| Records for this exercise |

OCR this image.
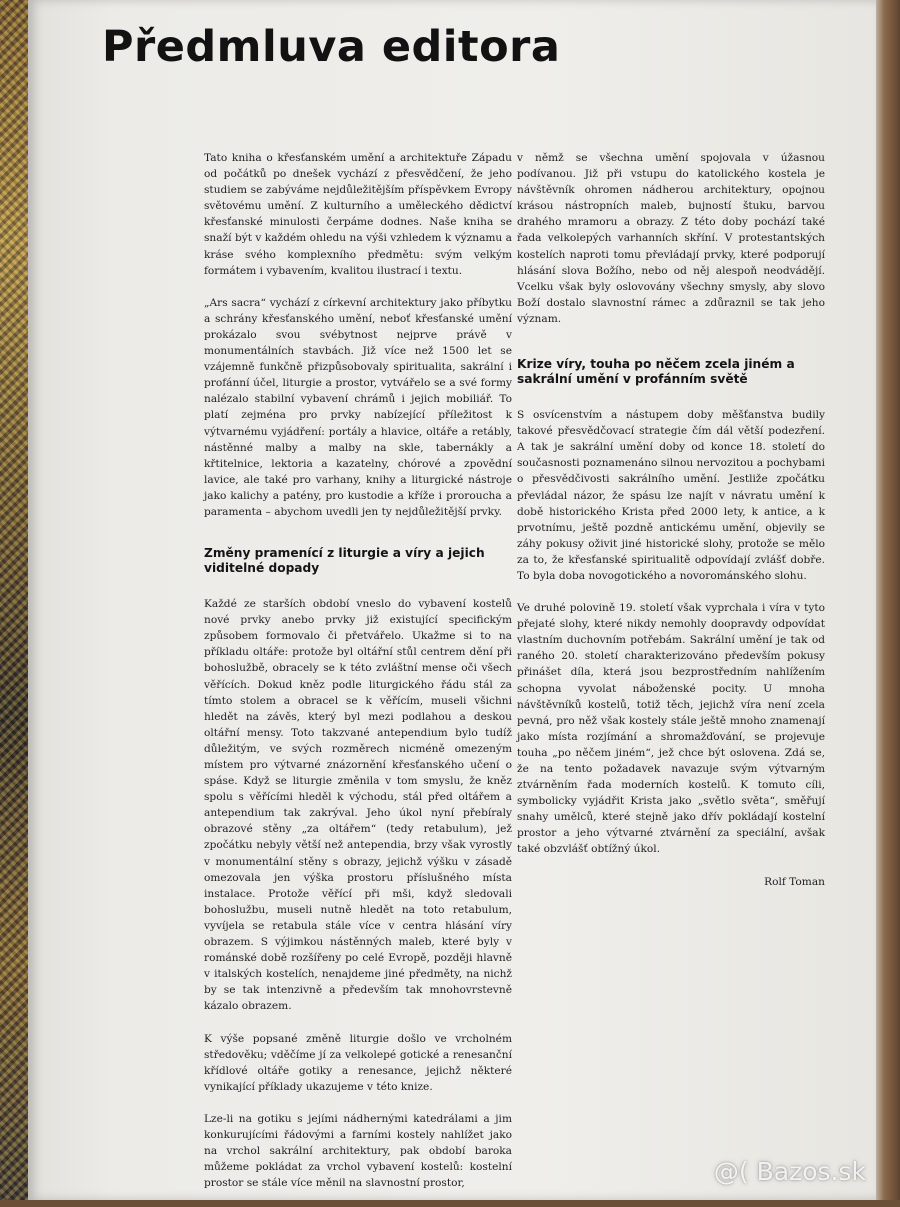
Předmluva editora

Tato kniha o křesťanském umění a architektuře Západu od počátků po dnešek vychází z přesvědčení, že jeho studiem se zabýváme nejdůležitějším příspěvkem Evropy světovému umění. Z kulturního a uměleckého dědictví křesťanské minulosti čerpáme dodnes. Naše kniha se snaží být v každém ohledu na výši vzhledem k významu a kráse svého komplexního předmětu: svým velkým formátem i vybavením, kvalitou ilustrací i textu.

„Ars sacra“ vychází z církevní architektury jako příbytku a schrány křesťanského umění, neboť křesťanské umění prokázalo svou svébytnost nejprve právě v monumentálních stavbách. Již více než 1500 let se vzájemně funkčně přizpůsobovaly spiritualita, sakrální i profánní účel, liturgie a prostor, vytvářelo se a své formy nalézalo stabilní vybavení chrámů i jejich mobiliář. To platí zejména pro prvky nabízející příležitost k výtvarnému vyjádření: portály a hlavice, oltáře a retábly, nástěnné malby a malby na skle, tabernákly a křtitelnice, lektoria a kazatelny, chórové a zpovědní lavice, ale také pro varhany, knihy a liturgické nástroje jako kalichy a patény, pro kustodie a kříže i proroucha a paramenta – abychom uvedli jen ty nejdůležitější prvky.

Změny pramenící z liturgie a víry a jejich viditelné dopady

Každé ze starších období vneslo do vybavení kostelů nové prvky anebo prvky již existující specifickým způsobem formovalo či přetvářelo. Ukažme si to na příkladu oltáře: protože byl oltářní stůl centrem dění při bohoslužbě, obracely se k této zvláštní mense oči všech věřících. Dokud kněz podle liturgického řádu stál za tímto stolem a obracel se k věřícím, museli všichni hledět na závěs, který byl mezi podlahou a deskou oltářní mensy. Toto takzvané antependium bylo tudíž důležitým, ve svých rozměrech nicméně omezeným místem pro výtvarné znázornění křesťanského učení o spáse. Když se liturgie změnila v tom smyslu, že kněz spolu s věřícími hleděl k východu, stál před oltářem a antependium tak zakrýval. Jeho úkol nyní přebíraly obrazové stěny „za oltářem“ (tedy retabulum), jež zpočátku nebyly větší než antependia, brzy však vyrostly v monumentální stěny s obrazy, jejichž výšku v zásadě omezovala jen výška prostoru příslušného místa instalace. Protože věřící při mši, když sledovali bohoslužbu, museli nutně hledět na toto retabulum, vyvíjela se retabula stále více v centra hlásání víry obrazem. S výjimkou nástěnných maleb, které byly v románské době rozšířeny po celé Evropě, později hlavně v italských kostelích, nenajdeme jiné předměty, na nichž by se tak intenzivně a především tak mnohovrstevně kázalo obrazem.

K výše popsané změně liturgie došlo ve vrcholném středověku; vděčíme jí za velkolepé gotické a renesanční křídlové oltáře gotiky a renesance, jejichž některé vynikající příklady ukazujeme v této knize.

Lze-li na gotiku s jejími nádhernými katedrálami a jim konkurujícími řádovými a farními kostely nahlížet jako na vrchol sakrální architektury, pak období baroka můžeme pokládat za vrchol vybavení kostelů: kostelní prostor se stále více měnil na slavnostní prostor,

v němž se všechna umění spojovala v úžasnou podívanou. Již při vstupu do katolického kostela je návštěvník ohromen nádherou architektury, opojnou krásou nástropních maleb, bujností štuku, barvou drahého mramoru a obrazy. Z této doby pochází také řada velkolepých varhanních skříní. V protestantských kostelích naproti tomu převládají prvky, které podporují hlásání slova Božího, nebo od něj alespoň neodvádějí. Vcelku však byly oslovovány všechny smysly, aby slovo Boží dostalo slavnostní rámec a zdůraznil se tak jeho význam.

Krize víry, touha po něčem zcela jiném a sakrální umění v profánním světě

S osvícenstvím a nástupem doby měšťanstva budily takové přesvědčovací strategie čím dál větší podezření. A tak je sakrální umění doby od konce 18. století do současnosti poznamenáno silnou nervozitou a pochybami o přesvědčivosti sakrálního umění. Jestliže zpočátku převládal názor, že spásu lze najít v návratu umění k době historického Krista před 2000 lety, k antice, a k prvotnímu, ještě pozdně antickému umění, objevily se záhy pokusy oživit jiné historické slohy, protože se mělo za to, že křesťanské spiritualitě odpovídají zvlášť dobře. To byla doba novogotického a novorománského slohu.

Ve druhé polovině 19. století však vyprchala i víra v tyto přejaté slohy, které nikdy nemohly doopravdy odpovídat vlastním duchovním potřebám. Sakrální umění je tak od raného 20. století charakterizováno především pokusy přinášet díla, která jsou bezprostředním nahlížením schopna vyvolat náboženské pocity. U mnoha návštěvníků kostelů, totiž těch, jejichž víra není zcela pevná, pro něž však kostely stále ještě mnoho znamenají jako místa rozjímání a shromažďování, se projevuje touha „po něčem jiném“, jež chce být oslovena. Zdá se, že na tento požadavek navazuje svým výtvarným ztvárněním řada moderních kostelů. K tomuto cíli, symbolicky vyjádřit Krista jako „světlo světa“, směřují snahy umělců, které stejně jako dřív pokládají kostelní prostor a jeho výtvarné ztvárnění za speciální, avšak také obzvlášť obtížný úkol.

Rolf Toman

@( Bazos.sk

| Do this |
Make an exact copy of the whole listing, but don't bring over any pictures.

| Response to the task |
OCR this image.
Předmluva editora

Tato kniha o křesťanském umění a architektuře Západu od počátků po dnešek vychází z přesvědčení, že jeho studiem se zabýváme nejdůležitějším příspěvkem Evropy světovému umění. Z kulturního a uměleckého dědictví křesťanské minulosti čerpáme dodnes. Naše kniha se snaží být v každém ohledu na výši vzhledem k významu a kráse svého komplexního předmětu: svým velkým formátem i vybavením, kvalitou ilustrací i textu.

„Ars sacra“ vychází z církevní architektury jako příbytku a schrány křesťanského umění, neboť křesťanské umění prokázalo svou svébytnost nejprve právě v monumentálních stavbách. Již více než 1500 let se vzájemně funkčně přizpůsobovaly spiritualita, sakrální i profánní účel, liturgie a prostor, vytvářelo se a své formy nalézalo stabilní vybavení chrámů i jejich mobiliář. To platí zejména pro prvky nabízející příležitost k výtvarnému vyjádření: portály a hlavice, oltáře a retábly, nástěnné malby a malby na skle, tabernákly a křtitelnice, lektoria a kazatelny, chórové a zpovědní lavice, ale také pro varhany, knihy a liturgické nástroje jako kalichy a patény, pro kustodie a kříže i proroucha a paramenta – abychom uvedli jen ty nejdůležitější prvky.

Změny pramenící z liturgie a víry a jejich viditelné dopady

Každé ze starších období vneslo do vybavení kostelů nové prvky anebo prvky již existující specifickým způsobem formovalo či přetvářelo. Ukažme si to na příkladu oltáře: protože byl oltářní stůl centrem dění při bohoslužbě, obracely se k této zvláštní mense oči všech věřících. Dokud kněz podle liturgického řádu stál za tímto stolem a obracel se k věřícím, museli všichni hledět na závěs, který byl mezi podlahou a deskou oltářní mensy. Toto takzvané antependium bylo tudíž důležitým, ve svých rozměrech nicméně omezeným místem pro výtvarné znázornění křesťanského učení o spáse. Když se liturgie změnila v tom smyslu, že kněz spolu s věřícími hleděl k východu, stál před oltářem a antependium tak zakrýval. Jeho úkol nyní přebíraly obrazové stěny „za oltářem“ (tedy retabulum), jež zpočátku nebyly větší než antependia, brzy však vyrostly v monumentální stěny s obrazy, jejichž výšku v zásadě omezovala jen výška prostoru příslušného místa instalace. Protože věřící při mši, když sledovali bohoslužbu, museli nutně hledět na toto retabulum, vyvíjela se retabula stále více v centra hlásání víry obrazem. S výjimkou nástěnných maleb, které byly v románské době rozšířeny po celé Evropě, později hlavně v italských kostelích, nenajdeme jiné předměty, na nichž by se tak intenzivně a především tak mnohovrstevně kázalo obrazem.

K výše popsané změně liturgie došlo ve vrcholném středověku; vděčíme jí za velkolepé gotické a renesanční křídlové oltáře gotiky a renesance, jejichž některé vynikající příklady ukazujeme v této knize.

Lze-li na gotiku s jejími nádhernými katedrálami a jim konkurujícími řádovými a farními kostely nahlížet jako na vrchol sakrální architektury, pak období baroka můžeme pokládat za vrchol vybavení kostelů: kostelní prostor se stále více měnil na slavnostní prostor,

v němž se všechna umění spojovala v úžasnou podívanou. Již při vstupu do katolického kostela je návštěvník ohromen nádherou architektury, opojnou krásou nástropních maleb, bujností štuku, barvou drahého mramoru a obrazy. Z této doby pochází také řada velkolepých varhanních skříní. V protestantských kostelích naproti tomu převládají prvky, které podporují hlásání slova Božího, nebo od něj alespoň neodvádějí. Vcelku však byly oslovovány všechny smysly, aby slovo Boží dostalo slavnostní rámec a zdůraznil se tak jeho význam.

Krize víry, touha po něčem zcela jiném a sakrální umění v profánním světě

S osvícenstvím a nástupem doby měšťanstva budily takové přesvědčovací strategie čím dál větší podezření. A tak je sakrální umění doby od konce 18. století do současnosti poznamenáno silnou nervozitou a pochybami o přesvědčivosti sakrálního umění. Jestliže zpočátku převládal názor, že spásu lze najít v návratu umění k době historického Krista před 2000 lety, k antice, a k prvotnímu, ještě pozdně antickému umění, objevily se záhy pokusy oživit jiné historické slohy, protože se mělo za to, že křesťanské spiritualitě odpovídají zvlášť dobře. To byla doba novogotického a novorománského slohu.

Ve druhé polovině 19. století však vyprchala i víra v tyto přejaté slohy, které nikdy nemohly doopravdy odpovídat vlastním duchovním potřebám. Sakrální umění je tak od raného 20. století charakterizováno především pokusy přinášet díla, která jsou bezprostředním nahlížením schopna vyvolat náboženské pocity. U mnoha návštěvníků kostelů, totiž těch, jejichž víra není zcela pevná, pro něž však kostely stále ještě mnoho znamenají jako místa rozjímání a shromažďování, se projevuje touha „po něčem jiném“, jež chce být oslovena. Zdá se, že na tento požadavek navazuje svým výtvarným ztvárněním řada moderních kostelů. K tomuto cíli, symbolicky vyjádřit Krista jako „světlo světa“, směřují snahy umělců, které stejně jako dřív pokládají kostelní prostor a jeho výtvarné ztvárnění za speciální, avšak také obzvlášť obtížný úkol.

Rolf Toman

@( Bazos.sk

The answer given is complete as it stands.